BRANO CITATO |
23 febbraio 1986 – Luca Rossi, l’assassinio “casuale”

Luca Rossi, la sera del 23 febbraio 1986, era insieme a un amico e stavano correndo per prendere la filovia in piazzale Lugano, quartiere Bovisa di Milano.

Sono giovani militanti di Democrazia Proletaria, studenti universitari non ancora ventenni.

In un altro punto della stessa piazza, alcune persone discutono prima con calma e poi sempre più animatamente e scoppia una rissa. Una delle persone coinvolte è Pellegrino Pollicino, agente fuori servizio in forza alla Digos.
La rissa è un susseguirsi di pestaggi e discussioni e dopo oltre quindici minuti finisce senza che l’agente chiami rinforzi. Due delle persone coinvolte fuggono in auto ed il poliziotto incapace di affrontare la situazione con la ragione e l’autorità richieste, estrae la sua pistola d’ordinanza ed in posizione di tiro, facendo arbitrariamente e illegittimamente uso delle armi, spara ad altezza d’uomo per colpire i fuggitivi.

Uno dei proiettili ferisce a morte Luca che si trovava a passare per caso in quel luogo e in quel momento. Ma non è un “caso” che consente al poliziotto di sparare. E’ una legge, la cosiddetta “Legge Reale” che conta al suo attivo negli anni decine e decine di vittime “per sbaglio”.

La successiva sentenza definitiva, che chiude il processo voluto dai familiari per ricerca di verità e giustizia e non certo per vendetta, riconosce l’agente colpevole di omicidio colposo aggravato.

Luca era impegnato e un militante di Democrazia Proletaria, lavorava su diversi fronti, dall’obiezione di coscienza e il volontariato, alle lotte per ottenere spazi culturali per i giovani, l’impegno nel Collettivo Studentesco della sua scuola. Aveva anche moti interessi, i viaggi, lo studio, la musica punk, l’amore per il Nicaragua e per l’indipendenza dell’Irlanda del Nord.

Ma chi era, anche nel privato Luca Rossi, ce lo racconta Daniela sua amica e compagna all’ITSOS di Bollate:

Incontrai Luca il mio primo giorno di scuola all’ITSOS di Bollate. La classe era già al terzo anno, ma io provenivo da un’altra scuola e non conoscevo nessuno. Rimasi nel corridoio, accanto alla porta dell’aula, in attesa che cominciasse la lezione. Di lì a poco, mi si presentò Luca. Era alto, con un bel sorriso che coinvolgeva anche lo sguardo, e aveva indosso una camicia bianca e un paio di jeans semplici. Mi chiese se ero nuova e cominciò a parlarmi della vita in quella scuola, dall’organizzazione delle lezioni a, soprattutto, l’impegno politico del collettivo studentesco. Mi mise subito a mio agio. Intuii che doveva essere un tipo tosto, ben strutturato e pieno di passione per i propri ideali. Tuttavia, in lui traspariva una certa delicatezza nel modo di porsi e di parlare, che non permetteva a quella sua sicurezza di trasformarsi in arroganza, sebbene qualche volta lo vidi perdere le staffe.

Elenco
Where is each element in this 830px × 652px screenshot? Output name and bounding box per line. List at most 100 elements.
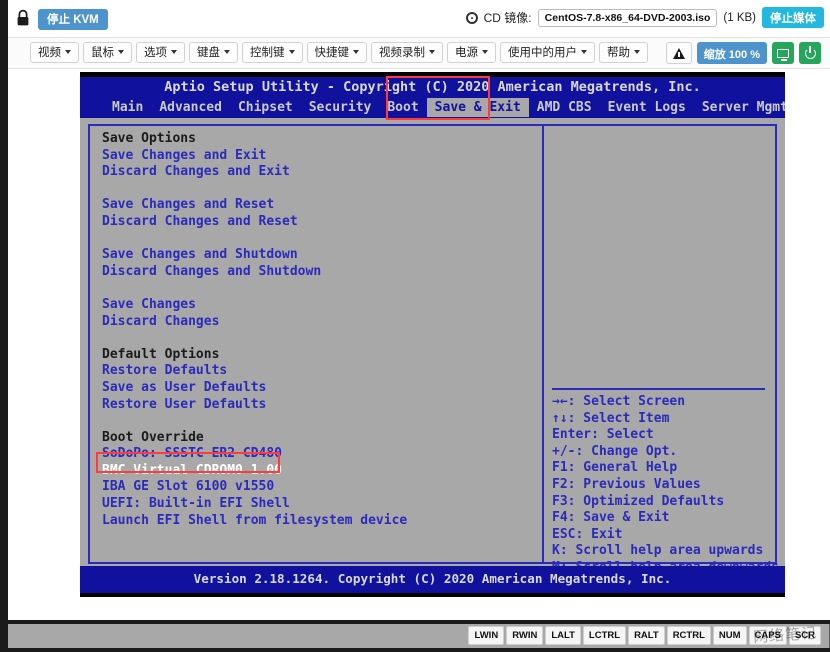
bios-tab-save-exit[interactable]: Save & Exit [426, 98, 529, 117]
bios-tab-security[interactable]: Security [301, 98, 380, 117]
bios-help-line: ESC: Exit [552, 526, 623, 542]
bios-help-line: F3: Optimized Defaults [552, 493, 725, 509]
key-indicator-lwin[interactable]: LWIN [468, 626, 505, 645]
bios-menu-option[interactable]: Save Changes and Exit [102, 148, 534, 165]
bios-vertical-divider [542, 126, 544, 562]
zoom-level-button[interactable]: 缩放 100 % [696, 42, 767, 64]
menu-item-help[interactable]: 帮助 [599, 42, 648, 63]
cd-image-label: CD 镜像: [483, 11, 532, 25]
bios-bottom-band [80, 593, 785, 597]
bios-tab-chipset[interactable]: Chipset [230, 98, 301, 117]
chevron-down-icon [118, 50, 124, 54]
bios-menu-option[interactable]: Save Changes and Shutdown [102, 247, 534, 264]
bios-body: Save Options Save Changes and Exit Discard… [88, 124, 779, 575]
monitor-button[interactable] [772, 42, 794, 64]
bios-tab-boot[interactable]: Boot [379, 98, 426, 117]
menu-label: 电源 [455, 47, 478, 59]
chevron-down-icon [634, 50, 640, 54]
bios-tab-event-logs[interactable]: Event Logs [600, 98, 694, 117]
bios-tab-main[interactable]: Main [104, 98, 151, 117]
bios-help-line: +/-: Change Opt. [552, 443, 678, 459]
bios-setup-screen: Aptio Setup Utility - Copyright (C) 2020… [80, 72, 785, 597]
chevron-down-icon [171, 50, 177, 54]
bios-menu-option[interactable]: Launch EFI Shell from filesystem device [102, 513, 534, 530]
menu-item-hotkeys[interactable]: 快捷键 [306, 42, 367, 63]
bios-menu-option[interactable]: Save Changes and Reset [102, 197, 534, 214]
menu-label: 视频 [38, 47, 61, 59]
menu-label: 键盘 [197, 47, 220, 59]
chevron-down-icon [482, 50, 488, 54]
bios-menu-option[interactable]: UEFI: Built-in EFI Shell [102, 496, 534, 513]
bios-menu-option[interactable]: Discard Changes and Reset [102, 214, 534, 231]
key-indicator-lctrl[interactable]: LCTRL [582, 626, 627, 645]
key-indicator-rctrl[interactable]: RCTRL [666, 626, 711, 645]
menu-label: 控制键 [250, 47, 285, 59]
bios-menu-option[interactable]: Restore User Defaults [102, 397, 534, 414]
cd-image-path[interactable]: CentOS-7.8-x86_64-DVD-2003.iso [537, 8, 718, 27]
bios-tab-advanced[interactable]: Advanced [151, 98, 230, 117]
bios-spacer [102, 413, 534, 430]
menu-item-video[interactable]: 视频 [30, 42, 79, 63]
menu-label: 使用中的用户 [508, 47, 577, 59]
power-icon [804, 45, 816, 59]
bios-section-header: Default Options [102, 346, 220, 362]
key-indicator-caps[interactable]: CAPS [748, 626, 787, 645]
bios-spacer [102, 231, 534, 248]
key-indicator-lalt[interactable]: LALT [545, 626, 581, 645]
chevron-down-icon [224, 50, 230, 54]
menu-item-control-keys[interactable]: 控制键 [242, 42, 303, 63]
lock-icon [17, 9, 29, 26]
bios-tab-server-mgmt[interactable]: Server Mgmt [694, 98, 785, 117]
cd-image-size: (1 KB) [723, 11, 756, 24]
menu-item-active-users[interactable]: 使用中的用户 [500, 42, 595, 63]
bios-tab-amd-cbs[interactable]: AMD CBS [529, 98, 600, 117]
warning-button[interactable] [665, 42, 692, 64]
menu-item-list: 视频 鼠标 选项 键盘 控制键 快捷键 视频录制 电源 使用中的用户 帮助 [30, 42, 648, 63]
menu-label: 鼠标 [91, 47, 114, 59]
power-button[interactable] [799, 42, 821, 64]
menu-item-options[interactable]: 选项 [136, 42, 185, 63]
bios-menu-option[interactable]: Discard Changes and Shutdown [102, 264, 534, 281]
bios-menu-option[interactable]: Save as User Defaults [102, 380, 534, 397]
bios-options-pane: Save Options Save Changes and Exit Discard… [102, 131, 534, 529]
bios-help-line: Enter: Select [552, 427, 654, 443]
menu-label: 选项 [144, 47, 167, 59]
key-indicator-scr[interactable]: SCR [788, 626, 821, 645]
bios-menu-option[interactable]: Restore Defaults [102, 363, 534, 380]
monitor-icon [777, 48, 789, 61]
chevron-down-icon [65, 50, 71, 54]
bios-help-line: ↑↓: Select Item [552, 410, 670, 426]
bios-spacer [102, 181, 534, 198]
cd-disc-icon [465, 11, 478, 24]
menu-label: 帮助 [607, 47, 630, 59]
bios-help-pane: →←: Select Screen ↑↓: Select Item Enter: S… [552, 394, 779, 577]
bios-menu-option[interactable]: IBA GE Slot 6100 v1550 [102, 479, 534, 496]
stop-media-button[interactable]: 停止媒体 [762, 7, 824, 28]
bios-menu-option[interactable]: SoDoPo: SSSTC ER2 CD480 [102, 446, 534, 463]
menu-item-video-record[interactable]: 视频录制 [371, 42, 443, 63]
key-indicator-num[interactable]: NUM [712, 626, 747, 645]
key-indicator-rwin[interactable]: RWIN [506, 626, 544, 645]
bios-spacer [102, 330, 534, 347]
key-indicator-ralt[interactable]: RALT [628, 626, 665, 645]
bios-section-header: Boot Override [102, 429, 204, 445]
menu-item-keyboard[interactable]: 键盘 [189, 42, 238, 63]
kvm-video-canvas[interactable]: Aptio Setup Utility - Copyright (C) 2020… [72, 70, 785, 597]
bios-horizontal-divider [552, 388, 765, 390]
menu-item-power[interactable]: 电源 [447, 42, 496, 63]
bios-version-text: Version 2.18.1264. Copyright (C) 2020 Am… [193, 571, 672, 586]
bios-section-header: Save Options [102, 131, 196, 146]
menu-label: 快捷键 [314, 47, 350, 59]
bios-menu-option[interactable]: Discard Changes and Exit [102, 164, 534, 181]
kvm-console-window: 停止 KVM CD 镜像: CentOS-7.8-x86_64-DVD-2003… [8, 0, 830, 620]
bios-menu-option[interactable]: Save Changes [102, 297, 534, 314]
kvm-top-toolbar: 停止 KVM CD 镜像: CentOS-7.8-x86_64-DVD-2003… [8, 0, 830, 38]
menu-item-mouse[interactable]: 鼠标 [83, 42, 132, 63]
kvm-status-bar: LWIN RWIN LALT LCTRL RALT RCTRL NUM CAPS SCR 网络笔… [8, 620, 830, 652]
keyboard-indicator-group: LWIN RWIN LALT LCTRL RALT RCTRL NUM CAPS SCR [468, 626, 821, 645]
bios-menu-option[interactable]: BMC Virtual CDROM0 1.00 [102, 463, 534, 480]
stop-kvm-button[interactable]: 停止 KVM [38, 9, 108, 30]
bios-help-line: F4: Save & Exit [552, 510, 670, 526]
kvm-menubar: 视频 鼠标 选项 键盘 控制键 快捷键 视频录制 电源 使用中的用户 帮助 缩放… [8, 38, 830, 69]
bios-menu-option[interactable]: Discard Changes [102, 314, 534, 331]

COMPITO SCRITTO 1 |
Rispondi alle domande sul brano che parla della morte di Luca Rossi.
(a) In quale piazzale correva Luca Rossi per prendere la filovia?
(b) Di quale reato la sentenza definitiva riconosce colpevole l'agente?
(c) In quale scuola Daniela incontrò Luca?
COMPITO SCRITTO 2 | Trascrivi dal brano sulla morte di Luca Rossi la parte che comincia con le parole "Luca era impegnato" e termina con "dell’Irlanda del Nord.".

RISPOSTA CORRETTA 1 |
(a) In piazzale Lugano, nel quartiere Bovisa di Milano.
(b) Di omicidio colposo aggravato.
(c) All'ITSOS di Bollate.

RISPOSTA CORRETTA 2 |
Luca era impegnato e un militante di Democrazia Proletaria, lavorava su diversi fronti, dall’obiezione di coscienza e il volontariato, alle lotte per ottenere spazi culturali per i giovani, l’impegno nel Collettivo Studentesco della sua scuola. Aveva anche moti interessi, i viaggi, lo studio, la musica punk, l’amore per il Nicaragua e per l’indipendenza dell’Irlanda del Nord.